--- Listed entries ---
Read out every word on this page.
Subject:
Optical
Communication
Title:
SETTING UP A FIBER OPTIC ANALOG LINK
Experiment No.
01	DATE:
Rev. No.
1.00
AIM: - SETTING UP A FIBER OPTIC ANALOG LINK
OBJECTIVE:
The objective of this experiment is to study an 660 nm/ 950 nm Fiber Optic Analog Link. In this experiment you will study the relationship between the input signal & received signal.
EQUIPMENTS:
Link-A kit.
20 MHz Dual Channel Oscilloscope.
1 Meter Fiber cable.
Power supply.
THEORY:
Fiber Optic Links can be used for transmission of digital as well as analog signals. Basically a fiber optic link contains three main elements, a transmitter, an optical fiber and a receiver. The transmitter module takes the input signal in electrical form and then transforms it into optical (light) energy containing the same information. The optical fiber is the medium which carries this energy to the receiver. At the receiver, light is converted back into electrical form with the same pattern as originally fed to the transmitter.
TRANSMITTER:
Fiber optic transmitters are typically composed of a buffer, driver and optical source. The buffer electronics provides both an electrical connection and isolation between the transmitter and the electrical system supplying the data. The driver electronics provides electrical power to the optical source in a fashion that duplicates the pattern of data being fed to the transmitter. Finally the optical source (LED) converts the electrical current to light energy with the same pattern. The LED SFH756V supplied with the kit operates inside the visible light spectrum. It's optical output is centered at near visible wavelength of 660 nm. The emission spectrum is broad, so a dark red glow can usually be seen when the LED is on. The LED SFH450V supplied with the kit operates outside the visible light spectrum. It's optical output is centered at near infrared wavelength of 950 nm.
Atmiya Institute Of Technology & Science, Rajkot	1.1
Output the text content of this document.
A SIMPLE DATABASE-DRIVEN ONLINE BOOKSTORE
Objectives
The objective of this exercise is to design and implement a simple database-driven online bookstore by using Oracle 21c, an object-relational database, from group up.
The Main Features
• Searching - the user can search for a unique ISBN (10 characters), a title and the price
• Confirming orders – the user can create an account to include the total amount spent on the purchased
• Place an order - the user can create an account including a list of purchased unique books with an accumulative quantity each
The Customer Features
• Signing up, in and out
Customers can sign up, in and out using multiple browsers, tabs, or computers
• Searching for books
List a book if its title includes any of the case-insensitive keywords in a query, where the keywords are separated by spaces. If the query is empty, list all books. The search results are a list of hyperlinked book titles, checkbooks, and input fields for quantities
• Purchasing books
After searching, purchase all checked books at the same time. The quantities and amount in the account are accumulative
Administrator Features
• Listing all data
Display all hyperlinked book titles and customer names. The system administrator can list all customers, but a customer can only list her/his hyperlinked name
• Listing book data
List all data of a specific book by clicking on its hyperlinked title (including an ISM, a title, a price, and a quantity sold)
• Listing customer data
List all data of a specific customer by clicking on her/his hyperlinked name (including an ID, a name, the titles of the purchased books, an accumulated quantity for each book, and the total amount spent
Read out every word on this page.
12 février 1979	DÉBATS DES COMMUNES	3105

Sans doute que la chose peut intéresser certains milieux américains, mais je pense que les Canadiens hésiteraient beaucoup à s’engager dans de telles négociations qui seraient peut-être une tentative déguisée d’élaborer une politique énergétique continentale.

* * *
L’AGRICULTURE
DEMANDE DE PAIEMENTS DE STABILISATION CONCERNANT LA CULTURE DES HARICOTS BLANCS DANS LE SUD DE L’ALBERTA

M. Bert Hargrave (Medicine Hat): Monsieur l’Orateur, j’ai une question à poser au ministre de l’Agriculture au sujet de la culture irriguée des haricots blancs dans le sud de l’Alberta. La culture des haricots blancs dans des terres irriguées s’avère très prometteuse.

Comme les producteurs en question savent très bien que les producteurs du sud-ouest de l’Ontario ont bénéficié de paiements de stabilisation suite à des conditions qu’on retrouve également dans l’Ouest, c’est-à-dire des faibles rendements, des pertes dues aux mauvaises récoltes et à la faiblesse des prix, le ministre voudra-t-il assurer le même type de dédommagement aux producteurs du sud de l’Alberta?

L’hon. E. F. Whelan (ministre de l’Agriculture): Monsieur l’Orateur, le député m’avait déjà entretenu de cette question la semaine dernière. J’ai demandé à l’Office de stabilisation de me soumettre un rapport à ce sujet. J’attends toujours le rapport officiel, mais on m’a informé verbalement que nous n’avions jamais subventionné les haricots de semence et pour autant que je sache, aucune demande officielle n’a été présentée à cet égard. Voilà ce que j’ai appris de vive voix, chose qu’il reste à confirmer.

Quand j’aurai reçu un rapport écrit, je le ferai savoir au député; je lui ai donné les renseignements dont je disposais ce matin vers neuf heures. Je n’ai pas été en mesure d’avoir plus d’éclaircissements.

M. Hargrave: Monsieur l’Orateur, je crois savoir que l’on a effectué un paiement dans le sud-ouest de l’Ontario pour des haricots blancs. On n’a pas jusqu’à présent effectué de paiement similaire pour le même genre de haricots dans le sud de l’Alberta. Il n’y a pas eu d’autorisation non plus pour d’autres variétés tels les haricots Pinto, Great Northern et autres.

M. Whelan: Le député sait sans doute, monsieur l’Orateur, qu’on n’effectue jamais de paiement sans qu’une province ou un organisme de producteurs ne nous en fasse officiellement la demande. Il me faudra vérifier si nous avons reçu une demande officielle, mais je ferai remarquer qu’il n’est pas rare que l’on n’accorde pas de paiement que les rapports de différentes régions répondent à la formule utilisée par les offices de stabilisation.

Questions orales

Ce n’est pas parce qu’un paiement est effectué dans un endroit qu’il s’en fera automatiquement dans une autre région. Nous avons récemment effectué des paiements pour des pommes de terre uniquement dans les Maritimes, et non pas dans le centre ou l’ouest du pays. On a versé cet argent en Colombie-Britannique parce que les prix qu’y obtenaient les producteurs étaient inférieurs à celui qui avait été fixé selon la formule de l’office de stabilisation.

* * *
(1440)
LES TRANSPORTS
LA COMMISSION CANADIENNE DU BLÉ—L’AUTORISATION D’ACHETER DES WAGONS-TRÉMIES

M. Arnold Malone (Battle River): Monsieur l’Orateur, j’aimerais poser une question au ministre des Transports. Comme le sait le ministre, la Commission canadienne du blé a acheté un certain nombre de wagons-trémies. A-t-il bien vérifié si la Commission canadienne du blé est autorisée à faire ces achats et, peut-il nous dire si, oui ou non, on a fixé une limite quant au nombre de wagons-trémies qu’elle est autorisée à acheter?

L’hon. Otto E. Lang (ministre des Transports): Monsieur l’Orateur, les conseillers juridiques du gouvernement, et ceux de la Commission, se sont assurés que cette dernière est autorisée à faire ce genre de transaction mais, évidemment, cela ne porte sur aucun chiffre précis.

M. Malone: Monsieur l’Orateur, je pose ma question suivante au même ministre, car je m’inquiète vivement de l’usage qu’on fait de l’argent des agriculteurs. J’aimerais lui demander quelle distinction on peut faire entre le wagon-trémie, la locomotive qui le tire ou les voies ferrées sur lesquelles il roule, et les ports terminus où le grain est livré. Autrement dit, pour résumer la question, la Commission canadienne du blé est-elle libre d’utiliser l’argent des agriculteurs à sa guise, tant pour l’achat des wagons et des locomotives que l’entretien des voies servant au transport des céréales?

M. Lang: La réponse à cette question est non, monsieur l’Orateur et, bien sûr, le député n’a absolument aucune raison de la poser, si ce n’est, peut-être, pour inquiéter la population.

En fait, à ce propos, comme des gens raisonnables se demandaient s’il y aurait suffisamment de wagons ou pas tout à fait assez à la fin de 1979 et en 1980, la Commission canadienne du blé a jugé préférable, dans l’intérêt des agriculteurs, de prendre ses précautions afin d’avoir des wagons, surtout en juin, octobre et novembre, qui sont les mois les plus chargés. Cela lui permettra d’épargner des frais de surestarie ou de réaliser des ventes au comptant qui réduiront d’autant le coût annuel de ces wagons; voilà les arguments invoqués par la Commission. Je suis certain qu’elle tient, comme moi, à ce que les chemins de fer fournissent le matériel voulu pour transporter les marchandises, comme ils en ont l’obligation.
---
Instruction — In the listing, find each line with the string "accumulative" and copy it.

Answer to this exercise —
• Place an order - the user can create an account including a list of purchased unique books with an accumulative quantity each
After searching, purchase all checked books at the same time. The quantities and amount in the account are accumulative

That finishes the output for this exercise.